TASK MATERIAL
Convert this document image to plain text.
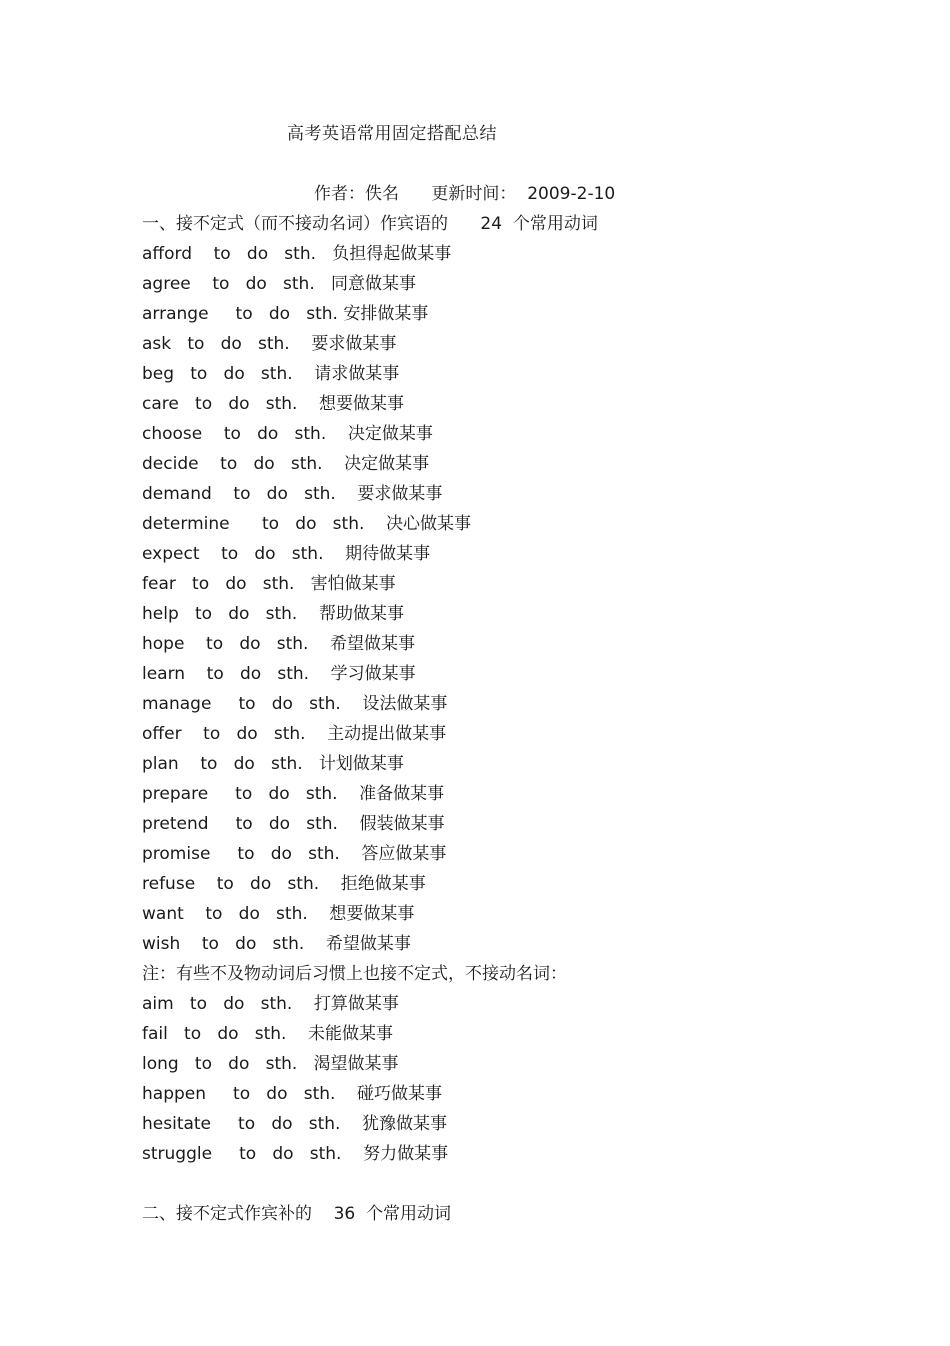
高考英语常用固定搭配总结
作者：佚名      更新时间：  2009-2-10
一、接不定式（而不接动名词）作宾语的      24  个常用动词
afford    to   do   sth.   负担得起做某事
agree    to   do   sth.   同意做某事
arrange     to   do   sth. 安排做某事
ask   to   do   sth.    要求做某事
beg   to   do   sth.    请求做某事
care   to   do   sth.    想要做某事
choose    to   do   sth.    决定做某事
decide    to   do   sth.    决定做某事
demand    to   do   sth.    要求做某事
determine      to   do   sth.    决心做某事
expect    to   do   sth.    期待做某事
fear   to   do   sth.   害怕做某事
help   to   do   sth.    帮助做某事
hope    to   do   sth.    希望做某事
learn    to   do   sth.    学习做某事
manage     to   do   sth.    设法做某事
offer    to   do   sth.    主动提出做某事
plan    to   do   sth.   计划做某事
prepare     to   do   sth.    准备做某事
pretend     to   do   sth.    假装做某事
promise     to   do   sth.    答应做某事
refuse    to   do   sth.    拒绝做某事
want    to   do   sth.    想要做某事
wish    to   do   sth.    希望做某事
注：有些不及物动词后习惯上也接不定式，不接动名词：
aim   to   do   sth.    打算做某事
fail   to   do   sth.    未能做某事
long   to   do   sth.   渴望做某事
happen     to   do   sth.    碰巧做某事
hesitate     to   do   sth.    犹豫做某事
struggle     to   do   sth.    努力做某事
二、接不定式作宾补的    36  个常用动词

EXERCISE
Look through the data and gather every line with the string "想要做某事" in it.

THE ANSWER
care   to   do   sth.    想要做某事
want    to   do   sth.    想要做某事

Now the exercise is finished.